Problem to solve:
Search the records for "要使塔的像更大些". Copy every line where it appears.

(Stored records)

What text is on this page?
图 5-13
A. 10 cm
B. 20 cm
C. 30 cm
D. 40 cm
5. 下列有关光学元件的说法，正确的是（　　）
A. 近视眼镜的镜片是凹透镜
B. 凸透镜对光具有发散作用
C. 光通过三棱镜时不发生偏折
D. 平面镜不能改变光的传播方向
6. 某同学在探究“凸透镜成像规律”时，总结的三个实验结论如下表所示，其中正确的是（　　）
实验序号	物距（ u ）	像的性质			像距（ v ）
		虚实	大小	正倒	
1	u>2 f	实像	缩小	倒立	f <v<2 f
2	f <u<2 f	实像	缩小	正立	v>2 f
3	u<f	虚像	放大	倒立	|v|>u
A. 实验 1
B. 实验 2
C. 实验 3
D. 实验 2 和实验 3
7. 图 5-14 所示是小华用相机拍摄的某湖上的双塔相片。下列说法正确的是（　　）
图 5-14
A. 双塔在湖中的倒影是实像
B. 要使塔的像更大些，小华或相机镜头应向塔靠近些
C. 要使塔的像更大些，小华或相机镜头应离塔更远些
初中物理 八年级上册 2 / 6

Answer to the problem:
B. 要使塔的像更大些，小华或相机镜头应向塔靠近些
C. 要使塔的像更大些，小华或相机镜头应离塔更远些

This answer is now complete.